- _Task description_
Edit the part of the data that opens with the line containing "277, 554, 364]" and closes with the line containing "285, 548, 364]", replacing "y-tick-label" with "y-axis-label" and keeping everything else unchanged. Give back only those lines.

(Source data)
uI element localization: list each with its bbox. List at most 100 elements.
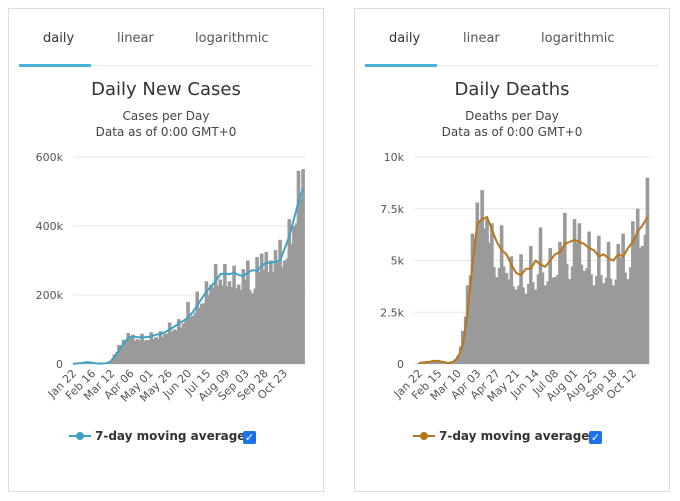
daily-bar	[551, 277, 554, 364]
daily-bar	[441, 361, 446, 364]
daily-bar	[207, 295, 211, 364]
daily-bar	[246, 260, 250, 364]
daily-bar	[429, 361, 433, 364]
daily-bar	[611, 285, 616, 364]
tab-linear[interactable]: linear	[117, 31, 154, 46]
y-tick-label: 2.5k	[380, 306, 404, 319]
daily-bar	[599, 275, 603, 364]
daily-bar	[543, 285, 548, 364]
daily-bar	[494, 277, 499, 364]
daily-bar	[470, 233, 475, 364]
tab-linear[interactable]: linear	[463, 31, 500, 46]
cases-card: daily linear logarithmic Daily New Cases…	[8, 8, 324, 492]
daily-bar	[175, 330, 178, 364]
daily-bar	[604, 277, 608, 364]
daily-bar	[248, 289, 252, 364]
y-tick-label: 0	[56, 358, 63, 371]
daily-bar	[424, 362, 428, 364]
daily-bar	[189, 317, 192, 364]
cases-tabs: daily linear logarithmic	[19, 27, 313, 67]
y-tick-label: 600k	[36, 151, 64, 164]
y-tick-label: 400k	[36, 220, 64, 233]
daily-bar	[166, 333, 169, 364]
tab-logarithmic[interactable]: logarithmic	[195, 31, 269, 46]
daily-bar	[624, 272, 627, 364]
daily-bar	[262, 269, 266, 364]
daily-bar	[193, 312, 197, 364]
daily-bar	[619, 257, 622, 364]
daily-bar	[287, 219, 292, 364]
daily-bar	[117, 345, 121, 364]
tab-daily[interactable]: daily	[43, 31, 75, 46]
daily-bar	[186, 301, 190, 364]
daily-bar	[616, 243, 621, 364]
daily-bar	[580, 264, 584, 364]
daily-bar	[541, 272, 545, 364]
daily-bar	[473, 239, 477, 364]
daily-bar	[144, 339, 149, 364]
daily-bar	[488, 242, 491, 364]
daily-bar	[250, 293, 255, 364]
daily-bar	[204, 281, 209, 364]
moving-average-line	[72, 187, 305, 365]
daily-bar	[161, 337, 165, 364]
legend-line-icon	[413, 432, 435, 440]
daily-bar	[528, 246, 533, 364]
daily-bar	[431, 360, 436, 364]
daily-bar	[512, 286, 516, 364]
daily-bar	[227, 281, 232, 364]
daily-bar	[468, 275, 472, 364]
chart-title: Daily New Cases	[91, 79, 241, 100]
daily-bar	[436, 360, 441, 364]
daily-bar	[126, 332, 131, 364]
legend-moving-average[interactable]: 7-day moving average	[413, 429, 589, 443]
daily-bar	[463, 316, 467, 364]
daily-bar	[502, 266, 506, 364]
daily-bar	[121, 339, 126, 364]
daily-bar	[434, 361, 438, 364]
daily-bar	[497, 268, 501, 364]
daily-bar	[595, 276, 598, 364]
daily-bar	[563, 212, 567, 364]
daily-bar	[558, 241, 562, 364]
tab-daily[interactable]: daily	[389, 31, 421, 46]
daily-bar	[567, 279, 572, 364]
daily-bar	[546, 281, 550, 364]
daily-bar	[519, 254, 523, 364]
daily-bar	[258, 271, 261, 364]
chart-subtitle-date: Data as of 0:00 GMT+0	[441, 125, 583, 139]
daily-bar	[570, 266, 574, 364]
daily-bar	[439, 361, 443, 364]
daily-bar	[184, 320, 188, 364]
daily-bar	[553, 277, 557, 364]
daily-bar	[527, 283, 530, 364]
daily-bar	[499, 225, 504, 364]
daily-bar	[475, 202, 480, 364]
tab-logarithmic[interactable]: logarithmic	[541, 31, 615, 46]
moving-average-checkbox[interactable]: ✓	[589, 431, 602, 444]
daily-bar	[614, 279, 618, 364]
daily-bar	[582, 270, 587, 364]
daily-bar	[170, 331, 174, 364]
daily-bar	[212, 287, 215, 364]
chart-subtitle-date: Data as of 0:00 GMT+0	[95, 125, 237, 139]
daily-bar	[606, 241, 611, 364]
daily-bar	[504, 272, 509, 364]
daily-bar	[493, 267, 496, 364]
chart-title: Daily Deaths	[454, 79, 570, 100]
daily-bar	[483, 228, 486, 364]
daily-bar	[585, 268, 588, 364]
daily-bar	[609, 278, 613, 364]
daily-bar	[200, 303, 204, 364]
daily-bar	[235, 288, 238, 364]
daily-bar	[629, 267, 632, 364]
daily-bar	[292, 226, 296, 364]
daily-bar	[531, 282, 535, 364]
legend-moving-average[interactable]: 7-day moving average	[69, 429, 245, 443]
daily-bar	[299, 199, 303, 364]
daily-bar	[643, 234, 647, 364]
moving-average-checkbox[interactable]: ✓	[243, 431, 256, 444]
moving-average-line	[418, 215, 649, 364]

- _Final answer_
daily-bar	[551, 277, 554, 364]
daily-bar	[441, 361, 446, 364]
daily-bar	[207, 295, 211, 364]
daily-bar	[246, 260, 250, 364]
daily-bar	[429, 361, 433, 364]
daily-bar	[611, 285, 616, 364]
tab-linear[interactable]: linear	[117, 31, 154, 46]
y-axis-label: 2.5k	[380, 306, 404, 319]
daily-bar	[599, 275, 603, 364]
daily-bar	[543, 285, 548, 364]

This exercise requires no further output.